• _Material provided_:
▬▬▬

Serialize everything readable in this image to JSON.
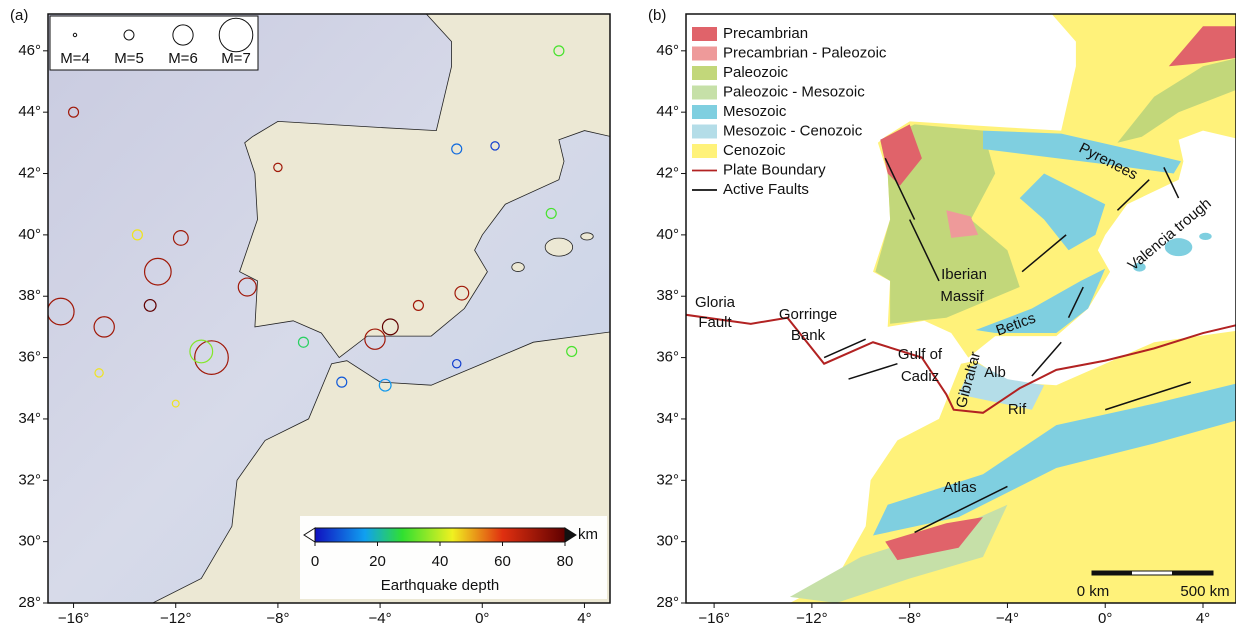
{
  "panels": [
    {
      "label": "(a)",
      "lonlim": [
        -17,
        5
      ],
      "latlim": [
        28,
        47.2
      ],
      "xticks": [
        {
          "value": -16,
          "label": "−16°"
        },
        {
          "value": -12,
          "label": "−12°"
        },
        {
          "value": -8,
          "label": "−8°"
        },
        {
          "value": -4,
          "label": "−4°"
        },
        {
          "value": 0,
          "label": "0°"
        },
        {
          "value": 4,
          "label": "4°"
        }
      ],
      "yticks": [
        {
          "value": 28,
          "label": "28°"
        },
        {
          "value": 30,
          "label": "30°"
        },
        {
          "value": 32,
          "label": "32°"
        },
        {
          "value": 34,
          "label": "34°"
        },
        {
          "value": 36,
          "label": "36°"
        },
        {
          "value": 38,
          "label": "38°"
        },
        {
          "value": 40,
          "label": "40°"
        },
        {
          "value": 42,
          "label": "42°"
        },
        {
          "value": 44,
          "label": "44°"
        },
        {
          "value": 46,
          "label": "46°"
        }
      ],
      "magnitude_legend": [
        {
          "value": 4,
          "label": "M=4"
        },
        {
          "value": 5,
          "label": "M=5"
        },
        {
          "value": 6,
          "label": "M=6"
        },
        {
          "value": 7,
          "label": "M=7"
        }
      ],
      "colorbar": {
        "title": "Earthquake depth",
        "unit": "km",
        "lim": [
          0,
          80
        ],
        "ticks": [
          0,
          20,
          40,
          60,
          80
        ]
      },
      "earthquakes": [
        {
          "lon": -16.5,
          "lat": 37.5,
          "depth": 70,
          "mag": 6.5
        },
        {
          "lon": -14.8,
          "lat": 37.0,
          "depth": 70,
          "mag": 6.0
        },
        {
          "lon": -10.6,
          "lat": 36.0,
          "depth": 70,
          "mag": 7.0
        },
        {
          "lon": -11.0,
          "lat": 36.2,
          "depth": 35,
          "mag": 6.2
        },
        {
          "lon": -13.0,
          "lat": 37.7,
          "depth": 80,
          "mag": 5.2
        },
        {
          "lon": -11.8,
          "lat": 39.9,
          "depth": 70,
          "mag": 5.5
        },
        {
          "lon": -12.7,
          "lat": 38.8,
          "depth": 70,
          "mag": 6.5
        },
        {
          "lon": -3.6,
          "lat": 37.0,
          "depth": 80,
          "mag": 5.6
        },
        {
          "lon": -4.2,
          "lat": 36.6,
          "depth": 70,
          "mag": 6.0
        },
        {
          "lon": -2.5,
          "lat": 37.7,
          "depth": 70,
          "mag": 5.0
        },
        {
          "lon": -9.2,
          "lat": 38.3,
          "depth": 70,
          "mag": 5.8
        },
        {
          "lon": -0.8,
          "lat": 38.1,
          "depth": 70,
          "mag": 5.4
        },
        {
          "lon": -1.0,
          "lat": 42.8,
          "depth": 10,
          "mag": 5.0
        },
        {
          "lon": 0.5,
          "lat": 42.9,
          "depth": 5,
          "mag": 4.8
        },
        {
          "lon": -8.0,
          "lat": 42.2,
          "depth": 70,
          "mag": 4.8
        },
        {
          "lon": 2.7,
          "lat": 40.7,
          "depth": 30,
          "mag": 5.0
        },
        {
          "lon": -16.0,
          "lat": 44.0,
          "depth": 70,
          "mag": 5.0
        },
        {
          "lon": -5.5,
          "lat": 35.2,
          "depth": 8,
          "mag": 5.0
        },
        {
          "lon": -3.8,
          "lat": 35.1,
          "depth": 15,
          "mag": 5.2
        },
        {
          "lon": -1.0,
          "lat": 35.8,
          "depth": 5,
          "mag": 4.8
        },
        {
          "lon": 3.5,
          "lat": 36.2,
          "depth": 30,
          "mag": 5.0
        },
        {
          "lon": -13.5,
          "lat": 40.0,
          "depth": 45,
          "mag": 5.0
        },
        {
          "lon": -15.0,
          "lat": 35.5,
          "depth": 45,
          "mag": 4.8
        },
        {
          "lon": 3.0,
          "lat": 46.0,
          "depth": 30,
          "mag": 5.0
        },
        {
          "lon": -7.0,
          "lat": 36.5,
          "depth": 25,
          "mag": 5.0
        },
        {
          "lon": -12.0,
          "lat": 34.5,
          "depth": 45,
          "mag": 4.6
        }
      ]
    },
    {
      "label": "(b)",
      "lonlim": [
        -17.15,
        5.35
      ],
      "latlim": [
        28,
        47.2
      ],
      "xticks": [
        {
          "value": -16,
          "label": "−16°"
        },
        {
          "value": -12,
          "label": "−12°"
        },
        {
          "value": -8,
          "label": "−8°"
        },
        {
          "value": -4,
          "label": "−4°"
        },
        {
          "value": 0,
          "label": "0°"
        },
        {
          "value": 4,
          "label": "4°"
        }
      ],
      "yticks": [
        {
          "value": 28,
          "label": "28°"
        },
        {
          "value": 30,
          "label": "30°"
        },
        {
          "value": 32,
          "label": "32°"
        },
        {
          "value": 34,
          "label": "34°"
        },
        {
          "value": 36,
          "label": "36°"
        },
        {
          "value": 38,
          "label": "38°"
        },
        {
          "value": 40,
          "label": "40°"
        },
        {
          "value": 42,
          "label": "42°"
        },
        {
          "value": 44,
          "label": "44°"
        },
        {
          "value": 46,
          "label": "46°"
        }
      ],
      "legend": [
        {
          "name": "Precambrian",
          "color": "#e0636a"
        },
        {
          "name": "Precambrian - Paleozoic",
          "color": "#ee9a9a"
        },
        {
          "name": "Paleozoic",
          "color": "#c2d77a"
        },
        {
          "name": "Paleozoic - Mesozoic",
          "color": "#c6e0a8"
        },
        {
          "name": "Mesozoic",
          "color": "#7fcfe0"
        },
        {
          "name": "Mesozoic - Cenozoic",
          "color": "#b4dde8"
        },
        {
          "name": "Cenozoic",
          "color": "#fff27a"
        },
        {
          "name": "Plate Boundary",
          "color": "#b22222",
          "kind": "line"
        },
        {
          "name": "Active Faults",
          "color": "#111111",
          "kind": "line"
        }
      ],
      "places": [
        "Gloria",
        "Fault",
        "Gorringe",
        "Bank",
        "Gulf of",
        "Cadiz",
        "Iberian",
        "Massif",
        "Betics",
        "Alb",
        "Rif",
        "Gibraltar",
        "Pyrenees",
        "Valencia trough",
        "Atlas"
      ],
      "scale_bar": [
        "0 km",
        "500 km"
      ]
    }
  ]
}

▬▬▬

• _Task details_: Make a verbatim copy of all the entries and strip out the pictures.

• _Output_:
Serialize everything readable in this image to JSON.
{
  "panels": [
    {
      "label": "(a)",
      "lonlim": [
        -17,
        5
      ],
      "latlim": [
        28,
        47.2
      ],
      "xticks": [
        {
          "value": -16,
          "label": "−16°"
        },
        {
          "value": -12,
          "label": "−12°"
        },
        {
          "value": -8,
          "label": "−8°"
        },
        {
          "value": -4,
          "label": "−4°"
        },
        {
          "value": 0,
          "label": "0°"
        },
        {
          "value": 4,
          "label": "4°"
        }
      ],
      "yticks": [
        {
          "value": 28,
          "label": "28°"
        },
        {
          "value": 30,
          "label": "30°"
        },
        {
          "value": 32,
          "label": "32°"
        },
        {
          "value": 34,
          "label": "34°"
        },
        {
          "value": 36,
          "label": "36°"
        },
        {
          "value": 38,
          "label": "38°"
        },
        {
          "value": 40,
          "label": "40°"
        },
        {
          "value": 42,
          "label": "42°"
        },
        {
          "value": 44,
          "label": "44°"
        },
        {
          "value": 46,
          "label": "46°"
        }
      ],
      "magnitude_legend": [
        {
          "value": 4,
          "label": "M=4"
        },
        {
          "value": 5,
          "label": "M=5"
        },
        {
          "value": 6,
          "label": "M=6"
        },
        {
          "value": 7,
          "label": "M=7"
        }
      ],
      "colorbar": {
        "title": "Earthquake depth",
        "unit": "km",
        "lim": [
          0,
          80
        ],
        "ticks": [
          0,
          20,
          40,
          60,
          80
        ]
      },
      "earthquakes": [
        {
          "lon": -16.5,
          "lat": 37.5,
          "depth": 70,
          "mag": 6.5
        },
        {
          "lon": -14.8,
          "lat": 37.0,
          "depth": 70,
          "mag": 6.0
        },
        {
          "lon": -10.6,
          "lat": 36.0,
          "depth": 70,
          "mag": 7.0
        },
        {
          "lon": -11.0,
          "lat": 36.2,
          "depth": 35,
          "mag": 6.2
        },
        {
          "lon": -13.0,
          "lat": 37.7,
          "depth": 80,
          "mag": 5.2
        },
        {
          "lon": -11.8,
          "lat": 39.9,
          "depth": 70,
          "mag": 5.5
        },
        {
          "lon": -12.7,
          "lat": 38.8,
          "depth": 70,
          "mag": 6.5
        },
        {
          "lon": -3.6,
          "lat": 37.0,
          "depth": 80,
          "mag": 5.6
        },
        {
          "lon": -4.2,
          "lat": 36.6,
          "depth": 70,
          "mag": 6.0
        },
        {
          "lon": -2.5,
          "lat": 37.7,
          "depth": 70,
          "mag": 5.0
        },
        {
          "lon": -9.2,
          "lat": 38.3,
          "depth": 70,
          "mag": 5.8
        },
        {
          "lon": -0.8,
          "lat": 38.1,
          "depth": 70,
          "mag": 5.4
        },
        {
          "lon": -1.0,
          "lat": 42.8,
          "depth": 10,
          "mag": 5.0
        },
        {
          "lon": 0.5,
          "lat": 42.9,
          "depth": 5,
          "mag": 4.8
        },
        {
          "lon": -8.0,
          "lat": 42.2,
          "depth": 70,
          "mag": 4.8
        },
        {
          "lon": 2.7,
          "lat": 40.7,
          "depth": 30,
          "mag": 5.0
        },
        {
          "lon": -16.0,
          "lat": 44.0,
          "depth": 70,
          "mag": 5.0
        },
        {
          "lon": -5.5,
          "lat": 35.2,
          "depth": 8,
          "mag": 5.0
        },
        {
          "lon": -3.8,
          "lat": 35.1,
          "depth": 15,
          "mag": 5.2
        },
        {
          "lon": -1.0,
          "lat": 35.8,
          "depth": 5,
          "mag": 4.8
        },
        {
          "lon": 3.5,
          "lat": 36.2,
          "depth": 30,
          "mag": 5.0
        },
        {
          "lon": -13.5,
          "lat": 40.0,
          "depth": 45,
          "mag": 5.0
        },
        {
          "lon": -15.0,
          "lat": 35.5,
          "depth": 45,
          "mag": 4.8
        },
        {
          "lon": 3.0,
          "lat": 46.0,
          "depth": 30,
          "mag": 5.0
        },
        {
          "lon": -7.0,
          "lat": 36.5,
          "depth": 25,
          "mag": 5.0
        },
        {
          "lon": -12.0,
          "lat": 34.5,
          "depth": 45,
          "mag": 4.6
        }
      ]
    },
    {
      "label": "(b)",
      "lonlim": [
        -17.15,
        5.35
      ],
      "latlim": [
        28,
        47.2
      ],
      "xticks": [
        {
          "value": -16,
          "label": "−16°"
        },
        {
          "value": -12,
          "label": "−12°"
        },
        {
          "value": -8,
          "label": "−8°"
        },
        {
          "value": -4,
          "label": "−4°"
        },
        {
          "value": 0,
          "label": "0°"
        },
        {
          "value": 4,
          "label": "4°"
        }
      ],
      "yticks": [
        {
          "value": 28,
          "label": "28°"
        },
        {
          "value": 30,
          "label": "30°"
        },
        {
          "value": 32,
          "label": "32°"
        },
        {
          "value": 34,
          "label": "34°"
        },
        {
          "value": 36,
          "label": "36°"
        },
        {
          "value": 38,
          "label": "38°"
        },
        {
          "value": 40,
          "label": "40°"
        },
        {
          "value": 42,
          "label": "42°"
        },
        {
          "value": 44,
          "label": "44°"
        },
        {
          "value": 46,
          "label": "46°"
        }
      ],
      "legend": [
        {
          "name": "Precambrian",
          "color": "#e0636a"
        },
        {
          "name": "Precambrian - Paleozoic",
          "color": "#ee9a9a"
        },
        {
          "name": "Paleozoic",
          "color": "#c2d77a"
        },
        {
          "name": "Paleozoic - Mesozoic",
          "color": "#c6e0a8"
        },
        {
          "name": "Mesozoic",
          "color": "#7fcfe0"
        },
        {
          "name": "Mesozoic - Cenozoic",
          "color": "#b4dde8"
        },
        {
          "name": "Cenozoic",
          "color": "#fff27a"
        },
        {
          "name": "Plate Boundary",
          "color": "#b22222",
          "kind": "line"
        },
        {
          "name": "Active Faults",
          "color": "#111111",
          "kind": "line"
        }
      ],
      "places": [
        "Gloria",
        "Fault",
        "Gorringe",
        "Bank",
        "Gulf of",
        "Cadiz",
        "Iberian",
        "Massif",
        "Betics",
        "Alb",
        "Rif",
        "Gibraltar",
        "Pyrenees",
        "Valencia trough",
        "Atlas"
      ],
      "scale_bar": [
        "0 km",
        "500 km"
      ]
    }
  ]
}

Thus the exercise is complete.